The task
Copy down all of the data underneath, exactly as shown.

Extracted material
+===+
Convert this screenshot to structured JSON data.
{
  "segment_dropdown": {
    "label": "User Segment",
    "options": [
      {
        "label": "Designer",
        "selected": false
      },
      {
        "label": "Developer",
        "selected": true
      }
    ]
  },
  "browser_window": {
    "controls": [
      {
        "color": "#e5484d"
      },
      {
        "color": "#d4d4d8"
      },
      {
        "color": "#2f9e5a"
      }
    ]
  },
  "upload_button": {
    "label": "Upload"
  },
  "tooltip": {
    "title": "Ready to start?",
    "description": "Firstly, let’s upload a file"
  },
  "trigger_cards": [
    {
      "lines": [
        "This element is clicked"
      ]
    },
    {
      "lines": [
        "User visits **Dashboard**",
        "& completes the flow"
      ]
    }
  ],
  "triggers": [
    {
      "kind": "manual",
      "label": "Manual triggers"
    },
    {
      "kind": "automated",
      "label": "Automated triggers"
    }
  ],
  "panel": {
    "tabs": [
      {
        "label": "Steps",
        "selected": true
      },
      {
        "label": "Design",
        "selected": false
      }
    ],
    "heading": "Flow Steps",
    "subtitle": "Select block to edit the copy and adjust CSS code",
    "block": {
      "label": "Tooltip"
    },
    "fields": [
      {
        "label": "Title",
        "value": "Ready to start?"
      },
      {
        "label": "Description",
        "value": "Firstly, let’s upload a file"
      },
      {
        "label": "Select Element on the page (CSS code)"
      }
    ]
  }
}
+===+
Solved exercise
Convert this screenshot to structured JSON data.
{
  "segment_dropdown": {
    "label": "User Segment",
    "options": [
      {
        "label": "Designer",
        "selected": false
      },
      {
        "label": "Developer",
        "selected": true
      }
    ]
  },
  "browser_window": {
    "controls": [
      {
        "color": "#e5484d"
      },
      {
        "color": "#d4d4d8"
      },
      {
        "color": "#2f9e5a"
      }
    ]
  },
  "upload_button": {
    "label": "Upload"
  },
  "tooltip": {
    "title": "Ready to start?",
    "description": "Firstly, let’s upload a file"
  },
  "trigger_cards": [
    {
      "lines": [
        "This element is clicked"
      ]
    },
    {
      "lines": [
        "User visits **Dashboard**",
        "& completes the flow"
      ]
    }
  ],
  "triggers": [
    {
      "kind": "manual",
      "label": "Manual triggers"
    },
    {
      "kind": "automated",
      "label": "Automated triggers"
    }
  ],
  "panel": {
    "tabs": [
      {
        "label": "Steps",
        "selected": true
      },
      {
        "label": "Design",
        "selected": false
      }
    ],
    "heading": "Flow Steps",
    "subtitle": "Select block to edit the copy and adjust CSS code",
    "block": {
      "label": "Tooltip"
    },
    "fields": [
      {
        "label": "Title",
        "value": "Ready to start?"
      },
      {
        "label": "Description",
        "value": "Firstly, let’s upload a file"
      },
      {
        "label": "Select Element on the page (CSS code)"
      }
    ]
  }
}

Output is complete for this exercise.